▶ [WORK INSTRUCTIONS] What follows is a listing; restate every line of it word for word.

=======

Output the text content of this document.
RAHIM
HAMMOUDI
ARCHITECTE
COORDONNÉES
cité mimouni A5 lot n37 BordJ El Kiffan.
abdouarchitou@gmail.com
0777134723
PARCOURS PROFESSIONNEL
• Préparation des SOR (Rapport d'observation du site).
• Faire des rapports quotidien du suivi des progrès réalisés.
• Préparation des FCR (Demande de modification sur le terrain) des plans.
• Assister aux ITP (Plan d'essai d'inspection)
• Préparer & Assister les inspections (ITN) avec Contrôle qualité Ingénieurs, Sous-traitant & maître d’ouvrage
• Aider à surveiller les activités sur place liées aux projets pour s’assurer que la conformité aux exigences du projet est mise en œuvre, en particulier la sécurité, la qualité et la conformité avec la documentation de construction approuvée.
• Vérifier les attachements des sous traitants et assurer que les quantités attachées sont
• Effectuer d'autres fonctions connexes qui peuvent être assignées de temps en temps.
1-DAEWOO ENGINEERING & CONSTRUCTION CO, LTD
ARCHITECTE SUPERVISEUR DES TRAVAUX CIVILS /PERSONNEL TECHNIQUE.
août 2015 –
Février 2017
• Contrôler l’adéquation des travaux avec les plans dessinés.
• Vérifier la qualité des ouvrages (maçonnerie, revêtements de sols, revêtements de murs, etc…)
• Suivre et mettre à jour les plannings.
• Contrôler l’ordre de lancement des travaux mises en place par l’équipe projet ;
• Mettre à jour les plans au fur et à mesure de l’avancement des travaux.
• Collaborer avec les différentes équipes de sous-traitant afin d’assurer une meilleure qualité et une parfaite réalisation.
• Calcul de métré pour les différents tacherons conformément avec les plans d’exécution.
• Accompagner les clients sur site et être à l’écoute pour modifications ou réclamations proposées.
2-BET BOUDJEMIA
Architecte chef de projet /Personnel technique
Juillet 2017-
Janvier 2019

=======

▶ [EXPECTED ANSWER]
Output the text content of this document.
RAHIM
HAMMOUDI
ARCHITECTE
COORDONNÉES
cité mimouni A5 lot n37 BordJ El Kiffan.
abdouarchitou@gmail.com
0777134723
PARCOURS PROFESSIONNEL
• Préparation des SOR (Rapport d'observation du site).
• Faire des rapports quotidien du suivi des progrès réalisés.
• Préparation des FCR (Demande de modification sur le terrain) des plans.
• Assister aux ITP (Plan d'essai d'inspection)
• Préparer & Assister les inspections (ITN) avec Contrôle qualité Ingénieurs, Sous-traitant & maître d’ouvrage
• Aider à surveiller les activités sur place liées aux projets pour s’assurer que la conformité aux exigences du projet est mise en œuvre, en particulier la sécurité, la qualité et la conformité avec la documentation de construction approuvée.
• Vérifier les attachements des sous traitants et assurer que les quantités attachées sont
• Effectuer d'autres fonctions connexes qui peuvent être assignées de temps en temps.
1-DAEWOO ENGINEERING & CONSTRUCTION CO, LTD
ARCHITECTE SUPERVISEUR DES TRAVAUX CIVILS /PERSONNEL TECHNIQUE.
août 2015 –
Février 2017
• Contrôler l’adéquation des travaux avec les plans dessinés.
• Vérifier la qualité des ouvrages (maçonnerie, revêtements de sols, revêtements de murs, etc…)
• Suivre et mettre à jour les plannings.
• Contrôler l’ordre de lancement des travaux mises en place par l’équipe projet ;
• Mettre à jour les plans au fur et à mesure de l’avancement des travaux.
• Collaborer avec les différentes équipes de sous-traitant afin d’assurer une meilleure qualité et une parfaite réalisation.
• Calcul de métré pour les différents tacherons conformément avec les plans d’exécution.
• Accompagner les clients sur site et être à l’écoute pour modifications ou réclamations proposées.
2-BET BOUDJEMIA
Architecte chef de projet /Personnel technique
Juillet 2017-
Janvier 2019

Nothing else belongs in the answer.